Data for the task:
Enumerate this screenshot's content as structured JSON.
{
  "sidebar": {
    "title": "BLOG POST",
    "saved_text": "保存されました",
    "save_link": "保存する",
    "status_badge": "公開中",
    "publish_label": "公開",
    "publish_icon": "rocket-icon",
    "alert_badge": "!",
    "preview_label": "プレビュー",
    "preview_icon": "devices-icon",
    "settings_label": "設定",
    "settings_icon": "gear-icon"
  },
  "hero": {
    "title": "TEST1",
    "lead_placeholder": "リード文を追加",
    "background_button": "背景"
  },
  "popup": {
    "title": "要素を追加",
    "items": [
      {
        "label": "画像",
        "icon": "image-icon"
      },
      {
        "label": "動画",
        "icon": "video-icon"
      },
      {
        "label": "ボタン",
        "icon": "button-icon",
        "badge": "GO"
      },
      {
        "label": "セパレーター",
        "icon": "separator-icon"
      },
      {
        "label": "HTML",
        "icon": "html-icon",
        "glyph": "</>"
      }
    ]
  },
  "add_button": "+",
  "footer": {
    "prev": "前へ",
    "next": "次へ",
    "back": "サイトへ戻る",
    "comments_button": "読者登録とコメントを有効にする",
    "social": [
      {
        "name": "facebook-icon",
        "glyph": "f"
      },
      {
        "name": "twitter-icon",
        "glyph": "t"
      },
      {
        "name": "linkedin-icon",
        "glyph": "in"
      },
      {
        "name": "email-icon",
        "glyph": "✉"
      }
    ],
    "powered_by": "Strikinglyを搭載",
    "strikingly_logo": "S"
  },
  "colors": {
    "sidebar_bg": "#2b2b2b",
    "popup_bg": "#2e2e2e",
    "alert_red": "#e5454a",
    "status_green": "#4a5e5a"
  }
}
...
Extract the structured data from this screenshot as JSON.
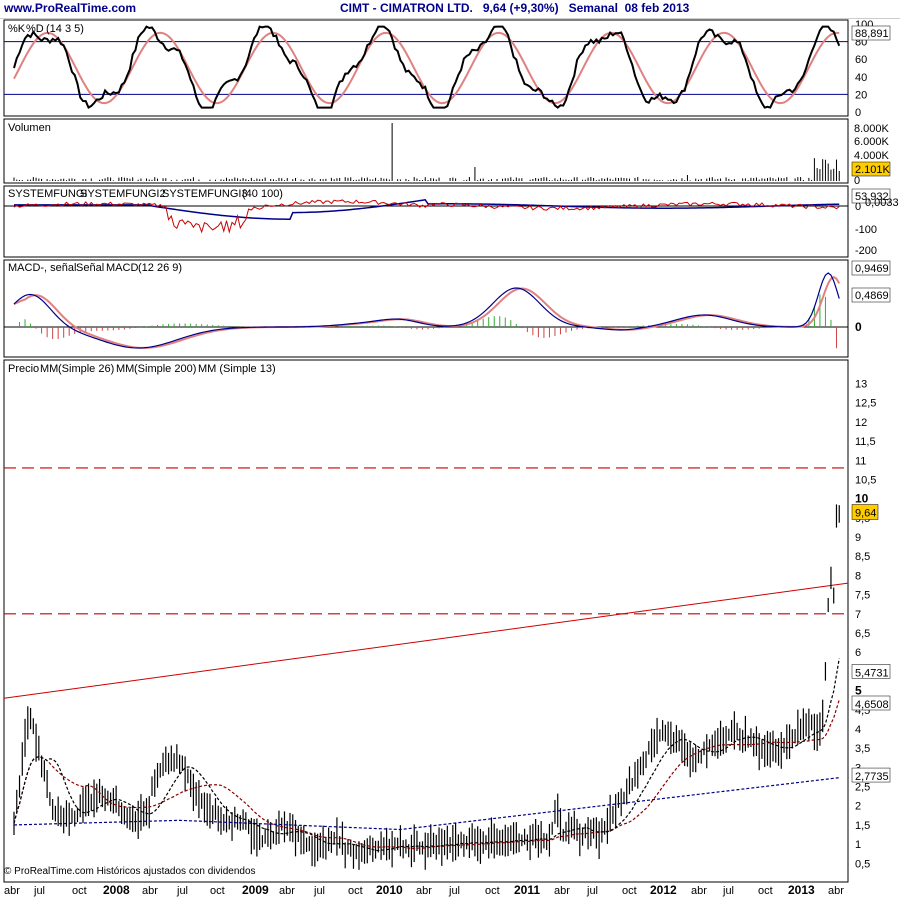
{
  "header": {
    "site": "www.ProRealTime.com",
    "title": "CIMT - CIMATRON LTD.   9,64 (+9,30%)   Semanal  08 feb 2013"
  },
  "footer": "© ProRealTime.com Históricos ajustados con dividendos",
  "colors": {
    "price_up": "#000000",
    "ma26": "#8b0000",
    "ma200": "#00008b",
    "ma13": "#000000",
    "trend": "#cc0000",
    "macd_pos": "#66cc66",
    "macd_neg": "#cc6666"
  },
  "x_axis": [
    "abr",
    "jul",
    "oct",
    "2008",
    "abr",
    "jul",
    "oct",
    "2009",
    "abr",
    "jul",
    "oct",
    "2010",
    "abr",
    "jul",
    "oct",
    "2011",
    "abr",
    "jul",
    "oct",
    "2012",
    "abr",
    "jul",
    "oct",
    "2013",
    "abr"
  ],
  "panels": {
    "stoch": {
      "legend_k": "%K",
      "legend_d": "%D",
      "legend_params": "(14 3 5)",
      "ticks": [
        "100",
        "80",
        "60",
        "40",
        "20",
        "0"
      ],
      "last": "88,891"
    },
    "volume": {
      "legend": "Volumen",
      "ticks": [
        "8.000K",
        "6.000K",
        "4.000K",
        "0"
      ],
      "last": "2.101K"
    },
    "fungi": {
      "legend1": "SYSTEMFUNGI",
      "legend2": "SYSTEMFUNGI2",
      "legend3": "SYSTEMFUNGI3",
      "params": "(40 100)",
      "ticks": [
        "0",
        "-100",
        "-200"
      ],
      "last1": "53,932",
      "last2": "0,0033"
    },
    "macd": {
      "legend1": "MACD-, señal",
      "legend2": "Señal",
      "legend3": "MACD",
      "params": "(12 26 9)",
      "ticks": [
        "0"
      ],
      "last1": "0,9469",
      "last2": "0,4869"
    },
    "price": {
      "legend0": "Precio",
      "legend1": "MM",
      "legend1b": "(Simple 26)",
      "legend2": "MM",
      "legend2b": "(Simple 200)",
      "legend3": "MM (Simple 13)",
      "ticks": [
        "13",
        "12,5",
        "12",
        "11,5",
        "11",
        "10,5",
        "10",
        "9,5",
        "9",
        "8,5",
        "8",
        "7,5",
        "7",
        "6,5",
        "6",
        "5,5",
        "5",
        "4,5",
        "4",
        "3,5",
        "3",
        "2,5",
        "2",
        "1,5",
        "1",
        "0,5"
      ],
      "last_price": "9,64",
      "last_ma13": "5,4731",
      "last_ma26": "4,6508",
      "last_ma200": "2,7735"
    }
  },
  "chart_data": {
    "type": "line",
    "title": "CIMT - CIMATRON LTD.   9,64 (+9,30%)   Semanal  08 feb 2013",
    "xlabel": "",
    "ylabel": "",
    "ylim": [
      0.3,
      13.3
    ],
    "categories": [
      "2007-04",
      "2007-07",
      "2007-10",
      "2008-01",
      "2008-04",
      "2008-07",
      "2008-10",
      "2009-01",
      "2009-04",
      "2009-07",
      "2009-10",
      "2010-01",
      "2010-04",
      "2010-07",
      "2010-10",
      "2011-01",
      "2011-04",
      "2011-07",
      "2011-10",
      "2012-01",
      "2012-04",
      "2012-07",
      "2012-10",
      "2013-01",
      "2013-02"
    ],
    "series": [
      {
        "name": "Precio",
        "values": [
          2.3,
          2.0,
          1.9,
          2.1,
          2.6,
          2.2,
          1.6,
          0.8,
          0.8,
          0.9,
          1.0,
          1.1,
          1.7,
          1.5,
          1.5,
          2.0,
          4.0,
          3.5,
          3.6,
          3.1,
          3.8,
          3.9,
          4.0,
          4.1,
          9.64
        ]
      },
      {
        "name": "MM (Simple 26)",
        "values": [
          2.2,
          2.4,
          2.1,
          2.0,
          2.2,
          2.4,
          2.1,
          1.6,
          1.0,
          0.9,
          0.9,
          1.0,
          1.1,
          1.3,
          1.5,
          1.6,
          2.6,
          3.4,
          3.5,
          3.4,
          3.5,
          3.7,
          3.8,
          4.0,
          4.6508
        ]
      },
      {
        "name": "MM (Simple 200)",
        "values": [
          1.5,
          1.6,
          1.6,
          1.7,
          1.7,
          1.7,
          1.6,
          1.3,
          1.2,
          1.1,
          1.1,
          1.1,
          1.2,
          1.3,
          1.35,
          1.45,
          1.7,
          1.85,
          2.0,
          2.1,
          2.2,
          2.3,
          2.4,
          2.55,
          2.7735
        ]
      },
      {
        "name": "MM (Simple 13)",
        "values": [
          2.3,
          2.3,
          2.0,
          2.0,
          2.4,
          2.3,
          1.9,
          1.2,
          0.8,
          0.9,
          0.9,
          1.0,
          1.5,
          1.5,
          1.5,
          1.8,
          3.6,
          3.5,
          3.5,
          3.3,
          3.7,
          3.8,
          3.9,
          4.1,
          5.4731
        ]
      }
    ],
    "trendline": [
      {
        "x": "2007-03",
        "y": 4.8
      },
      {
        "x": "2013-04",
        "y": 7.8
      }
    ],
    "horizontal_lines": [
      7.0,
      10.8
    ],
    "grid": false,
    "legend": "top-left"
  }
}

Set problem:
Search the records above for "this". Copy each line where it is found.

Exercise result:
Enumerate this screenshot's content as structured JSON.
Extract the structured data from this screenshot as JSON.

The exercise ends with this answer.